DIRECTION: Can you reproduce every line of the listing below verbatim, with nothing changed?

Listing

--------------------

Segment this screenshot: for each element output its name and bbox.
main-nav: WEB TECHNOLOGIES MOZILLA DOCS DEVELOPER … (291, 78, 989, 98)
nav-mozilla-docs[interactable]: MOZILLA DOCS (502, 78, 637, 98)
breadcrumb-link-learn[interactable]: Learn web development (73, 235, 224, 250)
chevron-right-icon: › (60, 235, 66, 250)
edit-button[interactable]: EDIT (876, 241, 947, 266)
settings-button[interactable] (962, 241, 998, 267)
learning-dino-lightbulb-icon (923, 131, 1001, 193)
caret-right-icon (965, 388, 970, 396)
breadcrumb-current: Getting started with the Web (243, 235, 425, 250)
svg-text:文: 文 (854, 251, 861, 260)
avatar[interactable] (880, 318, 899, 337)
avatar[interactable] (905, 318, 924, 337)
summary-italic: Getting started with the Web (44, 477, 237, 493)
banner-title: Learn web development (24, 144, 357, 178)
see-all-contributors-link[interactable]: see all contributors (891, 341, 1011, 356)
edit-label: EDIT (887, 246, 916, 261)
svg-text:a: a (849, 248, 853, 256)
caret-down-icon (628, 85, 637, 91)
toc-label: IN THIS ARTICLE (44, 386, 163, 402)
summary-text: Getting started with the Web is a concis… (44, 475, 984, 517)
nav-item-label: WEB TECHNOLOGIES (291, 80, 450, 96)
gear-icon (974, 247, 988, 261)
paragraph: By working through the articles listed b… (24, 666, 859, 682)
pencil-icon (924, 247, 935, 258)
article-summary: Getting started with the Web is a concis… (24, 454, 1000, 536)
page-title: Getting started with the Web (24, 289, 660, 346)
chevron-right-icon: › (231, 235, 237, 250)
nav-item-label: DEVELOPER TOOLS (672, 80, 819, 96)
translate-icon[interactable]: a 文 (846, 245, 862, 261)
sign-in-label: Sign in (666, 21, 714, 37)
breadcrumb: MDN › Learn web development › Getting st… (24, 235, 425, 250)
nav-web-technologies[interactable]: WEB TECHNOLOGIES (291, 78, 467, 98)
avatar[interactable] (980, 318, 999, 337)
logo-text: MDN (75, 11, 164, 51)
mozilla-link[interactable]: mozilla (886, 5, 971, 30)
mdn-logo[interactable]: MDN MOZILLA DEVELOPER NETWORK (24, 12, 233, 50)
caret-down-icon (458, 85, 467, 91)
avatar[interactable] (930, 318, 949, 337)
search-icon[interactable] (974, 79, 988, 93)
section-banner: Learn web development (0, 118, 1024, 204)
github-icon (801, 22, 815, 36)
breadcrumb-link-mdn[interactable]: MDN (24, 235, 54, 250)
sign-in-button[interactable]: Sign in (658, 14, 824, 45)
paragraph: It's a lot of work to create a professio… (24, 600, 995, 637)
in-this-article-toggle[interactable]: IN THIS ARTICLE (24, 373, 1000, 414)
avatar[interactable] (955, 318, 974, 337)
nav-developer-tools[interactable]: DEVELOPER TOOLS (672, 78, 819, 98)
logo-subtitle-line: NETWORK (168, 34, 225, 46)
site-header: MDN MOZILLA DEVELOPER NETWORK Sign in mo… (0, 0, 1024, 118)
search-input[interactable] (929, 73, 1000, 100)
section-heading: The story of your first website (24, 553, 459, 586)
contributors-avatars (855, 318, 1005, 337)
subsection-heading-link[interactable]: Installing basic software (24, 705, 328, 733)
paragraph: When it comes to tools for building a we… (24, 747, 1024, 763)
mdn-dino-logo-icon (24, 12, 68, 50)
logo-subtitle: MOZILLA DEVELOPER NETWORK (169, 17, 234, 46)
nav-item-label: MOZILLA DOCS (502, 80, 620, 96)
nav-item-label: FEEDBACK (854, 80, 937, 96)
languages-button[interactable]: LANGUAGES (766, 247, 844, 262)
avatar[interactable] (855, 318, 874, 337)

--------------------

REPLY:
Segment this screenshot: for each element output its name and bbox.
main-nav: WEB TECHNOLOGIES MOZILLA DOCS DEVELOPER … (291, 78, 989, 98)
nav-mozilla-docs[interactable]: MOZILLA DOCS (502, 78, 637, 98)
breadcrumb-link-learn[interactable]: Learn web development (73, 235, 224, 250)
chevron-right-icon: › (60, 235, 66, 250)
edit-button[interactable]: EDIT (876, 241, 947, 266)
settings-button[interactable] (962, 241, 998, 267)
learning-dino-lightbulb-icon (923, 131, 1001, 193)
caret-right-icon (965, 388, 970, 396)
breadcrumb-current: Getting started with the Web (243, 235, 425, 250)
svg-text:文: 文 (854, 251, 861, 260)
avatar[interactable] (880, 318, 899, 337)
avatar[interactable] (905, 318, 924, 337)
summary-italic: Getting started with the Web (44, 477, 237, 493)
banner-title: Learn web development (24, 144, 357, 178)
see-all-contributors-link[interactable]: see all contributors (891, 341, 1011, 356)
edit-label: EDIT (887, 246, 916, 261)
svg-text:a: a (849, 248, 853, 256)
caret-down-icon (628, 85, 637, 91)
toc-label: IN THIS ARTICLE (44, 386, 163, 402)
summary-text: Getting started with the Web is a concis… (44, 475, 984, 517)
nav-item-label: WEB TECHNOLOGIES (291, 80, 450, 96)
gear-icon (974, 247, 988, 261)
paragraph: By working through the articles listed b… (24, 666, 859, 682)
pencil-icon (924, 247, 935, 258)
article-summary: Getting started with the Web is a concis… (24, 454, 1000, 536)
page-title: Getting started with the Web (24, 289, 660, 346)
chevron-right-icon: › (231, 235, 237, 250)
nav-item-label: DEVELOPER TOOLS (672, 80, 819, 96)
translate-icon[interactable]: a 文 (846, 245, 862, 261)
sign-in-label: Sign in (666, 21, 714, 37)
breadcrumb: MDN › Learn web development › Getting st… (24, 235, 425, 250)
nav-web-technologies[interactable]: WEB TECHNOLOGIES (291, 78, 467, 98)
avatar[interactable] (980, 318, 999, 337)
logo-text: MDN (75, 11, 164, 51)
mozilla-link[interactable]: mozilla (886, 5, 971, 30)
mdn-logo[interactable]: MDN MOZILLA DEVELOPER NETWORK (24, 12, 233, 50)
caret-down-icon (458, 85, 467, 91)
avatar[interactable] (930, 318, 949, 337)
search-icon[interactable] (974, 79, 988, 93)
section-banner: Learn web development (0, 118, 1024, 204)
github-icon (801, 22, 815, 36)
breadcrumb-link-mdn[interactable]: MDN (24, 235, 54, 250)
sign-in-button[interactable]: Sign in (658, 14, 824, 45)
paragraph: It's a lot of work to create a professio… (24, 600, 995, 637)
in-this-article-toggle[interactable]: IN THIS ARTICLE (24, 373, 1000, 414)
avatar[interactable] (955, 318, 974, 337)
nav-developer-tools[interactable]: DEVELOPER TOOLS (672, 78, 819, 98)
logo-subtitle-line: NETWORK (168, 34, 225, 46)
site-header: MDN MOZILLA DEVELOPER NETWORK Sign in mo… (0, 0, 1024, 118)
search-input[interactable] (929, 73, 1000, 100)
section-heading: The story of your first website (24, 553, 459, 586)
contributors-avatars (855, 318, 1005, 337)
subsection-heading-link[interactable]: Installing basic software (24, 705, 328, 733)
paragraph: When it comes to tools for building a we… (24, 747, 1024, 763)
mdn-dino-logo-icon (24, 12, 68, 50)
logo-subtitle: MOZILLA DEVELOPER NETWORK (169, 17, 234, 46)
nav-item-label: MOZILLA DOCS (502, 80, 620, 96)
nav-item-label: FEEDBACK (854, 80, 937, 96)
languages-button[interactable]: LANGUAGES (766, 247, 844, 262)
avatar[interactable] (855, 318, 874, 337)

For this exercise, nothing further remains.